▸ **GIVEN EXERCISE**:
From the entries that follow, gather each line holding the word "image".

* Begin RECORDS SUPPLIED *

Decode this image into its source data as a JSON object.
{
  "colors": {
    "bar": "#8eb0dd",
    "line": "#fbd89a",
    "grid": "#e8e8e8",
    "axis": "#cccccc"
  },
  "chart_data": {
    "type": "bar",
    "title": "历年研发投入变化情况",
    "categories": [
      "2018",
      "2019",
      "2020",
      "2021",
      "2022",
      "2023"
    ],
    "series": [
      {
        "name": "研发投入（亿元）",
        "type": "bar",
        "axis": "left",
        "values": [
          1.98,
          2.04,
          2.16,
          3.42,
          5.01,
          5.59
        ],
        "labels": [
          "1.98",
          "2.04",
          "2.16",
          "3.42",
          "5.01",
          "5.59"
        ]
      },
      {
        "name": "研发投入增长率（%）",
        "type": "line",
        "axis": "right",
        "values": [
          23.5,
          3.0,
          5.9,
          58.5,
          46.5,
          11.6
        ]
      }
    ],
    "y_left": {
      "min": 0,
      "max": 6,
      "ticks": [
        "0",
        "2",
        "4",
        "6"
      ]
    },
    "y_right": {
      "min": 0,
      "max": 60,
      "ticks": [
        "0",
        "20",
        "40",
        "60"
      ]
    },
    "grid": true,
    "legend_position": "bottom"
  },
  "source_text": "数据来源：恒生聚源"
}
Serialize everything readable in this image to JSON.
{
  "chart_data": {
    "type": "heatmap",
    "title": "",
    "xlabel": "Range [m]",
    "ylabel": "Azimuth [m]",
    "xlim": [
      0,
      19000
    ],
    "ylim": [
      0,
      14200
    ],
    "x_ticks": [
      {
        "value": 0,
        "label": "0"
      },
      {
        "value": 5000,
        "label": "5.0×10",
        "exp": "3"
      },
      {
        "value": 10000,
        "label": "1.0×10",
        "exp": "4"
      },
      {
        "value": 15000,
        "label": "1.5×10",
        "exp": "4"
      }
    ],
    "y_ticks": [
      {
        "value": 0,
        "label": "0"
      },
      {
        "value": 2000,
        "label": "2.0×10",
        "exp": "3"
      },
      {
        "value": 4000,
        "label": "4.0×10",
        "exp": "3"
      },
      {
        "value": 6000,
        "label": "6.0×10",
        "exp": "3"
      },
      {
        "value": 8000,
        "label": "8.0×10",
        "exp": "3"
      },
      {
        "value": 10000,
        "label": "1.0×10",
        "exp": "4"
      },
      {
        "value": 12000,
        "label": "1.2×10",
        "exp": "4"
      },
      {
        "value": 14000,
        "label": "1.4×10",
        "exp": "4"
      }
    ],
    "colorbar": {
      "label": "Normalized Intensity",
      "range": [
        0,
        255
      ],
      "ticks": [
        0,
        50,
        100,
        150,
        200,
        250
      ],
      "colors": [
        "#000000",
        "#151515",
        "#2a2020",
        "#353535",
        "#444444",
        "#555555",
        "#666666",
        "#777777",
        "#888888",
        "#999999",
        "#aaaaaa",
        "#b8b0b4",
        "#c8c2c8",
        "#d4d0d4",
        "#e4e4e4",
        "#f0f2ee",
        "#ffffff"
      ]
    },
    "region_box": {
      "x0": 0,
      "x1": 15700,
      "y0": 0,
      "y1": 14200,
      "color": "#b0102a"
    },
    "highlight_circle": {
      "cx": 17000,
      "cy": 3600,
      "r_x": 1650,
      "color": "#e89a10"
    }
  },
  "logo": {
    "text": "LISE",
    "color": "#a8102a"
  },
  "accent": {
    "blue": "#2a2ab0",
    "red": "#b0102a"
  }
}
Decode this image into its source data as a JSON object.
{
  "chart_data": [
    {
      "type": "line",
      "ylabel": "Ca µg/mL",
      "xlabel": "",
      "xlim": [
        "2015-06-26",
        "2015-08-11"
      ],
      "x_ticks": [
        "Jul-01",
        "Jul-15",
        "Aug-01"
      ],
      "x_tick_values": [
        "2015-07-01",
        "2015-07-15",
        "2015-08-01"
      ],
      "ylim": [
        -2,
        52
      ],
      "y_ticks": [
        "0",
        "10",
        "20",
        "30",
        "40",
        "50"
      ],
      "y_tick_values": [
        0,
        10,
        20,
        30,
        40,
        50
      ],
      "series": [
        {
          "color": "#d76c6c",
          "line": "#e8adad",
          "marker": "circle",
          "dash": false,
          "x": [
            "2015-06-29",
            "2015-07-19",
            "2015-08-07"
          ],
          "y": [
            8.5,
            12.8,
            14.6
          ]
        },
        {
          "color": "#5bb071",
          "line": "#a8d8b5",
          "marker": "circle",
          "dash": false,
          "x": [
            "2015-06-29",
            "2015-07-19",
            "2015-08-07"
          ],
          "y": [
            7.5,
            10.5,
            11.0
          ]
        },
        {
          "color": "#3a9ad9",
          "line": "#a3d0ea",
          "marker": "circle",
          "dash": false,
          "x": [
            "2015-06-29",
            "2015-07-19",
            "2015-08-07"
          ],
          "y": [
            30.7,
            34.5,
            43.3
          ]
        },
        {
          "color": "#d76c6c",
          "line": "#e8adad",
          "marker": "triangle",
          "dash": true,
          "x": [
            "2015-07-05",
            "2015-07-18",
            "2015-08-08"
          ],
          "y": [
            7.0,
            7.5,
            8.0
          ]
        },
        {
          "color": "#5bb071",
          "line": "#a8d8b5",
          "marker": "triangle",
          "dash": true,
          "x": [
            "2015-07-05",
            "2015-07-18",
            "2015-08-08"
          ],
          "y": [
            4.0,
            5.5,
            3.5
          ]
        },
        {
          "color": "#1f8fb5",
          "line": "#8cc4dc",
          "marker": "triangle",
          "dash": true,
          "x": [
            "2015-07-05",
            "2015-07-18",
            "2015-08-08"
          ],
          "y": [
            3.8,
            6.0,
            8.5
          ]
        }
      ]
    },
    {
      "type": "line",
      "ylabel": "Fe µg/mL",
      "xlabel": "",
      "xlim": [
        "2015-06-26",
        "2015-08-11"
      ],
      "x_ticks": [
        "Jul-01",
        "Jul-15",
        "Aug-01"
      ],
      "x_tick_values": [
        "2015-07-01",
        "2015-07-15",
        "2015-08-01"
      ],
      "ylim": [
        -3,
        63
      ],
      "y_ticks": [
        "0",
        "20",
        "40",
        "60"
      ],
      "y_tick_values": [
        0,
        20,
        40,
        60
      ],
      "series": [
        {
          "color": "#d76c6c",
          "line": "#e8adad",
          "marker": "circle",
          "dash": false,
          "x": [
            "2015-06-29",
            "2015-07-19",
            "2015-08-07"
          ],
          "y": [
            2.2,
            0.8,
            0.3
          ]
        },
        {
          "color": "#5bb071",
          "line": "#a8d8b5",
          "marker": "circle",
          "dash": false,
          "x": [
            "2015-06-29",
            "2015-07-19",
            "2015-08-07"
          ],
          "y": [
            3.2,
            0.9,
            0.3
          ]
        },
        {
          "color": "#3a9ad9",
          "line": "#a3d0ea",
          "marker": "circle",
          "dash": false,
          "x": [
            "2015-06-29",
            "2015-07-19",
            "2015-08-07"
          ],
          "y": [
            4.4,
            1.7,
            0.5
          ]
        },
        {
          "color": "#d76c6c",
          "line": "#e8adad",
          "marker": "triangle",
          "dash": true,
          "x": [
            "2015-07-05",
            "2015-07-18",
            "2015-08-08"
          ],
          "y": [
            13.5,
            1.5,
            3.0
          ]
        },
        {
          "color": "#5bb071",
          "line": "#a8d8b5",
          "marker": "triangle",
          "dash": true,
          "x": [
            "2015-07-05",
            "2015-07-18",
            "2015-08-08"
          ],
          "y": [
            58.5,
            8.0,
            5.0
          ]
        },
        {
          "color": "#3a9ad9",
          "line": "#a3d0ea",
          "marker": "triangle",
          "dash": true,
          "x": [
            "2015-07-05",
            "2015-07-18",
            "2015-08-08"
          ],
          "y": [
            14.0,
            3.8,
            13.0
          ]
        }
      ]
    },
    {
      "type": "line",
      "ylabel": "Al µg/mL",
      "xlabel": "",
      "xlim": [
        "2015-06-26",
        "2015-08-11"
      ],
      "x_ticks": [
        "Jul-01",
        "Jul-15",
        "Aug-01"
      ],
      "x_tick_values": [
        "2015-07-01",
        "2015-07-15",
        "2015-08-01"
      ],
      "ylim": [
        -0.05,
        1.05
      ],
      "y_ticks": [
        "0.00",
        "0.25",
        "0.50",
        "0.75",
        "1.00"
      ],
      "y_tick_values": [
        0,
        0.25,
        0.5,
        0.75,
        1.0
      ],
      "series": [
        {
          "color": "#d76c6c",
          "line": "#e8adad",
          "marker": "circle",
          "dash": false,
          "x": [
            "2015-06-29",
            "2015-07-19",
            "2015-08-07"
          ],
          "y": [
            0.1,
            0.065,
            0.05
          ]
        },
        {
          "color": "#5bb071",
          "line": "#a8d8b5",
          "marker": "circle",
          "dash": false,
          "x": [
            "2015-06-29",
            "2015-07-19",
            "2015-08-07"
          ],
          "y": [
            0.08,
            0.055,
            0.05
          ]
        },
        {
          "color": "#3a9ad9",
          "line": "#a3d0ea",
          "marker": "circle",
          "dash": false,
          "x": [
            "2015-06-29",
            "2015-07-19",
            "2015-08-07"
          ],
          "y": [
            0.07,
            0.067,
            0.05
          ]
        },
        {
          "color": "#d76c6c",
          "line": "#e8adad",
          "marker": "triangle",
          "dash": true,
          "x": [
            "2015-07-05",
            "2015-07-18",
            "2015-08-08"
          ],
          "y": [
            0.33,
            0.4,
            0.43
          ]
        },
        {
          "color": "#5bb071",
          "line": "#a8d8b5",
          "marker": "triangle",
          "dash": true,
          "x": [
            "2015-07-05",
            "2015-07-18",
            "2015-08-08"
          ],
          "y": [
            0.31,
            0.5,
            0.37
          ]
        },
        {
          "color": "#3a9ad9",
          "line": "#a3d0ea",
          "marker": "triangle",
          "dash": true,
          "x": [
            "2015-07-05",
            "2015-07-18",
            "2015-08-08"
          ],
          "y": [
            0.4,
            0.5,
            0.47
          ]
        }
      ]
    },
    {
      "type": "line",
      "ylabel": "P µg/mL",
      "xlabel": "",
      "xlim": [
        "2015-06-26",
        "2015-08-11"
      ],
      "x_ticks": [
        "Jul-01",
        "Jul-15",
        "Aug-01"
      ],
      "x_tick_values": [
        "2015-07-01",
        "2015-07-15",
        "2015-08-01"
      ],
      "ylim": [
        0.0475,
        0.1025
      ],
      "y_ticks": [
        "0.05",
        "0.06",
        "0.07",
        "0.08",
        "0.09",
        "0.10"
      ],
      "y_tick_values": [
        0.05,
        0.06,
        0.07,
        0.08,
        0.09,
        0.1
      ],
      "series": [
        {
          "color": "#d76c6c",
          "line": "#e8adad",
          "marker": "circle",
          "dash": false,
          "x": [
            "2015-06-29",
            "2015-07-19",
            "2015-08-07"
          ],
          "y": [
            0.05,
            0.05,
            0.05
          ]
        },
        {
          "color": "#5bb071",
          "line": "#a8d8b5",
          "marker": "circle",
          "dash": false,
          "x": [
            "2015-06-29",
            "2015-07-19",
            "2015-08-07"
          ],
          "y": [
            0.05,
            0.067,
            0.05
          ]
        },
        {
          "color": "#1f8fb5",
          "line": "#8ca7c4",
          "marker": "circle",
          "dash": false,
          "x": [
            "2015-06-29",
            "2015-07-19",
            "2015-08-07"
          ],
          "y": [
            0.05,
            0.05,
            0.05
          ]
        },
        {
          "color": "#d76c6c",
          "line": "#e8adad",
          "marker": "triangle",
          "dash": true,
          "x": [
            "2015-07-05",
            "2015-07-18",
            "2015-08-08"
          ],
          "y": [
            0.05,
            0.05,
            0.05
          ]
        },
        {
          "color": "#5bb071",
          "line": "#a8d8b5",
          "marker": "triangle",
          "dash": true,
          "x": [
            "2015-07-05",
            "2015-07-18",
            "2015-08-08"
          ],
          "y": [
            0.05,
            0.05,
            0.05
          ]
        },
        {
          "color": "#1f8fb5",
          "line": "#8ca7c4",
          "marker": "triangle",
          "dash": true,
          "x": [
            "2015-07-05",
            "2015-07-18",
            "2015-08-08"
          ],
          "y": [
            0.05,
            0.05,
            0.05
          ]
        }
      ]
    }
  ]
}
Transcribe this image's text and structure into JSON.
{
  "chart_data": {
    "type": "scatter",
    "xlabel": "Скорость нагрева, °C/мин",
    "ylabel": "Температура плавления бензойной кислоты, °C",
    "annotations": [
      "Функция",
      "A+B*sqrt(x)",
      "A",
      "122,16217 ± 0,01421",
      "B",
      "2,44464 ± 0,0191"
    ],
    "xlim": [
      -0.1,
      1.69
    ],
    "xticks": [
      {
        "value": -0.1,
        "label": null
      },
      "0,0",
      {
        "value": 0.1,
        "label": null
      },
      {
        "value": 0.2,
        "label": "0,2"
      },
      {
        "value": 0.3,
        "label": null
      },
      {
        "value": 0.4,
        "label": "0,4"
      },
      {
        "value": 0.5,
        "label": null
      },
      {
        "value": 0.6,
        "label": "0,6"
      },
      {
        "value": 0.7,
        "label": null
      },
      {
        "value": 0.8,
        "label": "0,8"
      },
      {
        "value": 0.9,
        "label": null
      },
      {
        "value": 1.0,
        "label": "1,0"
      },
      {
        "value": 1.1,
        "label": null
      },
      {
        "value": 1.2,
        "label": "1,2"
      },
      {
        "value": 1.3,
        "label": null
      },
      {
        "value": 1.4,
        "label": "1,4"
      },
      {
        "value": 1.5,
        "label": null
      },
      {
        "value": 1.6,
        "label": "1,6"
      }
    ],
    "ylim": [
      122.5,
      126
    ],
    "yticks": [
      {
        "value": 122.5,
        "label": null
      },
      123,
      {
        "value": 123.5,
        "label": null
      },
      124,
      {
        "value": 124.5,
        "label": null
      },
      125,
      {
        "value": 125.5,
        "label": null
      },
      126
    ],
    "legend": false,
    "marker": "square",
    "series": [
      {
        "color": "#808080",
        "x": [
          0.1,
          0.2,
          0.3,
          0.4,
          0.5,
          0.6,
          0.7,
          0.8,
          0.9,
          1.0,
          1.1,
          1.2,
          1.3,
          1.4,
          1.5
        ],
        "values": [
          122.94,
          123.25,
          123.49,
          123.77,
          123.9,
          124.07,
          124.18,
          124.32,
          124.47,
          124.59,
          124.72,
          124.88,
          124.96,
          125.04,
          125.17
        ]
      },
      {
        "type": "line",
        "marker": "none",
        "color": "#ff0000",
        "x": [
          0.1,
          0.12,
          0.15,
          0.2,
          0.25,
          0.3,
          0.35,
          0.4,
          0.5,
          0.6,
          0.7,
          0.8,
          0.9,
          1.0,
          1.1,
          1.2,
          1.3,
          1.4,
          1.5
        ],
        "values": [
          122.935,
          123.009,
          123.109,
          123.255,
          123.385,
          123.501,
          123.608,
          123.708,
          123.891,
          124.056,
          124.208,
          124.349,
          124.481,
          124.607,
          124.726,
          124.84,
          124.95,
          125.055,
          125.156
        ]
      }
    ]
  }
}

* End RECORDS SUPPLIED *

▸ **SOLUTION TO THE EXERCISE**:
Decode this image into its source data as a JSON object.
Serialize everything readable in this image to JSON.
Decode this image into its source data as a JSON object.
Transcribe this image's text and structure into JSON.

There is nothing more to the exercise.